begin LISTED RECORDS

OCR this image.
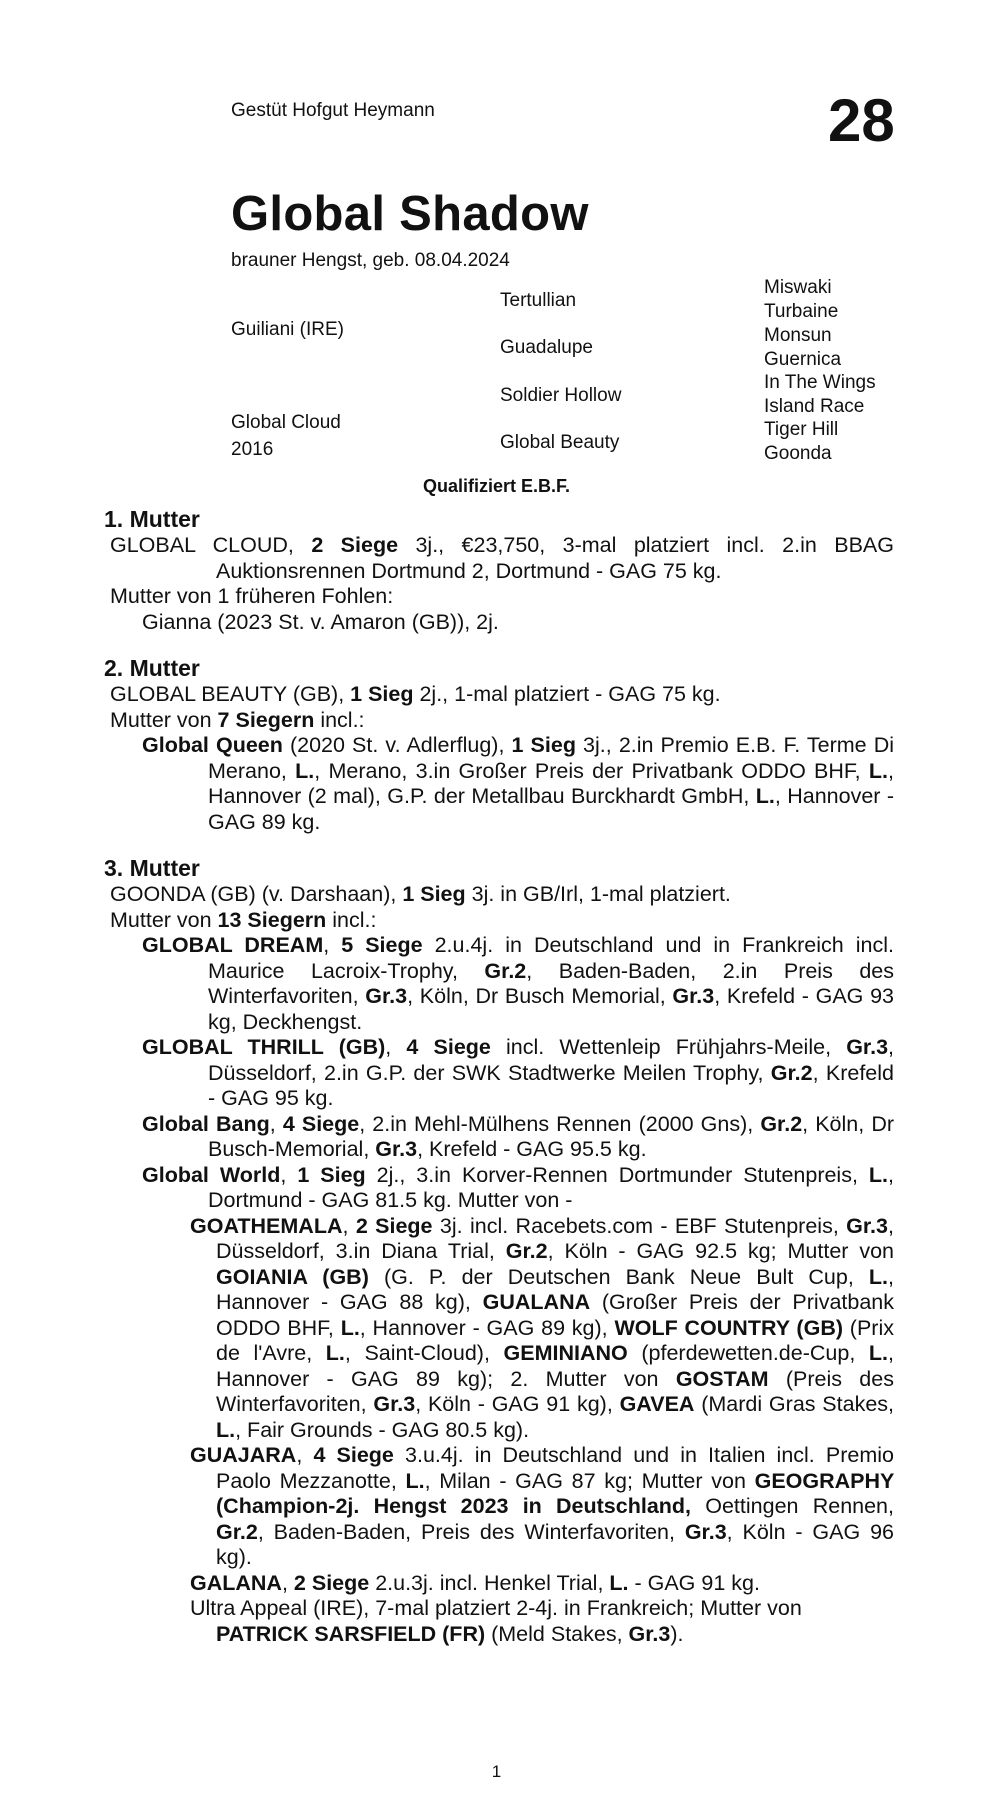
Gestüt Hofgut Heymann	28
Global Shadow
brauner Hengst, geb. 08.04.2024
Guiliani (IRE)
Global Cloud
2016
Tertullian
Guadalupe
Soldier Hollow
Global Beauty
Miswaki
Turbaine
Monsun
Guernica
In The Wings
Island Race
Tiger Hill
Goonda
Qualifiziert E.B.F.
1. Mutter
GLOBAL CLOUD, 2 Siege 3j., €23,750, 3-mal platziert incl. 2.in BBAG Auktionsrennen Dortmund 2, Dortmund - GAG 75 kg.
Mutter von 1 früheren Fohlen:
Gianna (2023 St. v. Amaron (GB)), 2j.
2. Mutter
GLOBAL BEAUTY (GB), 1 Sieg 2j., 1-mal platziert - GAG 75 kg.
Mutter von 7 Siegern incl.:
Global Queen (2020 St. v. Adlerflug), 1 Sieg 3j., 2.in Premio E.B. F. Terme Di Merano, L., Merano, 3.in Großer Preis der Privatbank ODDO BHF, L., Hannover (2 mal), G.P. der Metallbau Burckhardt GmbH, L., Hannover - GAG 89 kg.
3. Mutter
GOONDA (GB) (v. Darshaan), 1 Sieg 3j. in GB/Irl, 1-mal platziert.
Mutter von 13 Siegern incl.:
GLOBAL DREAM, 5 Siege 2.u.4j. in Deutschland und in Frankreich incl. Maurice Lacroix-Trophy, Gr.2, Baden-Baden, 2.in Preis des Winterfavoriten, Gr.3, Köln, Dr Busch Memorial, Gr.3, Krefeld - GAG 93 kg, Deckhengst.
GLOBAL THRILL (GB), 4 Siege incl. Wettenleip Frühjahrs-Meile, Gr.3, Düsseldorf, 2.in G.P. der SWK Stadtwerke Meilen Trophy, Gr.2, Krefeld - GAG 95 kg.
Global Bang, 4 Siege, 2.in Mehl-Mülhens Rennen (2000 Gns), Gr.2, Köln, Dr Busch-Memorial, Gr.3, Krefeld - GAG 95.5 kg.
Global World, 1 Sieg 2j., 3.in Korver-Rennen Dortmunder Stutenpreis, L., Dortmund - GAG 81.5 kg. Mutter von -
GOATHEMALA, 2 Siege 3j. incl. Racebets.com - EBF Stutenpreis, Gr.3, Düsseldorf, 3.in Diana Trial, Gr.2, Köln - GAG 92.5 kg; Mutter von GOIANIA (GB) (G. P. der Deutschen Bank Neue Bult Cup, L., Hannover - GAG 88 kg), GUALANA (Großer Preis der Privatbank ODDO BHF, L., Hannover - GAG 89 kg), WOLF COUNTRY (GB) (Prix de l'Avre, L., Saint-Cloud), GEMINIANO (pferdewetten.de-Cup, L., Hannover - GAG 89 kg); 2. Mutter von GOSTAM (Preis des Winterfavoriten, Gr.3, Köln - GAG 91 kg), GAVEA (Mardi Gras Stakes, L., Fair Grounds - GAG 80.5 kg).
GUAJARA, 4 Siege 3.u.4j. in Deutschland und in Italien incl. Premio Paolo Mezzanotte, L., Milan - GAG 87 kg; Mutter von GEOGRAPHY (Champion-2j. Hengst 2023 in Deutschland, Oettingen Rennen, Gr.2, Baden-Baden, Preis des Winterfavoriten, Gr.3, Köln - GAG 96 kg).
GALANA, 2 Siege 2.u.3j. incl. Henkel Trial, L. - GAG 91 kg.
Ultra Appeal (IRE), 7-mal platziert 2-4j. in Frankreich; Mutter von PATRICK SARSFIELD (FR) (Meld Stakes, Gr.3).
1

end LISTED RECORDS

_WHAT THE EXERCISE ASKS_: From the records above, pull out each line that has "incl".

_RESULT BELOW_:
GLOBAL CLOUD, 2 Siege 3j., €23,750, 3-mal platziert incl. 2.in BBAG Auktionsrennen Dortmund 2, Dortmund - GAG 75 kg.
Mutter von 7 Siegern incl.:
Mutter von 13 Siegern incl.:
GLOBAL DREAM, 5 Siege 2.u.4j. in Deutschland und in Frankreich incl. Maurice Lacroix-Trophy, Gr.2, Baden-Baden, 2.in Preis des Winterfavoriten, Gr.3, Köln, Dr Busch Memorial, Gr.3, Krefeld - GAG 93 kg, Deckhengst.
GLOBAL THRILL (GB), 4 Siege incl. Wettenleip Frühjahrs-Meile, Gr.3, Düsseldorf, 2.in G.P. der SWK Stadtwerke Meilen Trophy, Gr.2, Krefeld - GAG 95 kg.
GOATHEMALA, 2 Siege 3j. incl. Racebets.com - EBF Stutenpreis, Gr.3, Düsseldorf, 3.in Diana Trial, Gr.2, Köln - GAG 92.5 kg; Mutter von GOIANIA (GB) (G. P. der Deutschen Bank Neue Bult Cup, L., Hannover - GAG 88 kg), GUALANA (Großer Preis der Privatbank ODDO BHF, L., Hannover - GAG 89 kg), WOLF COUNTRY (GB) (Prix de l'Avre, L., Saint-Cloud), GEMINIANO (pferdewetten.de-Cup, L., Hannover - GAG 89 kg); 2. Mutter von GOSTAM (Preis des Winterfavoriten, Gr.3, Köln - GAG 91 kg), GAVEA (Mardi Gras Stakes, L., Fair Grounds - GAG 80.5 kg).
GUAJARA, 4 Siege 3.u.4j. in Deutschland und in Italien incl. Premio Paolo Mezzanotte, L., Milan - GAG 87 kg; Mutter von GEOGRAPHY (Champion-2j. Hengst 2023 in Deutschland, Oettingen Rennen, Gr.2, Baden-Baden, Preis des Winterfavoriten, Gr.3, Köln - GAG 96 kg).
GALANA, 2 Siege 2.u.3j. incl. Henkel Trial, L. - GAG 91 kg.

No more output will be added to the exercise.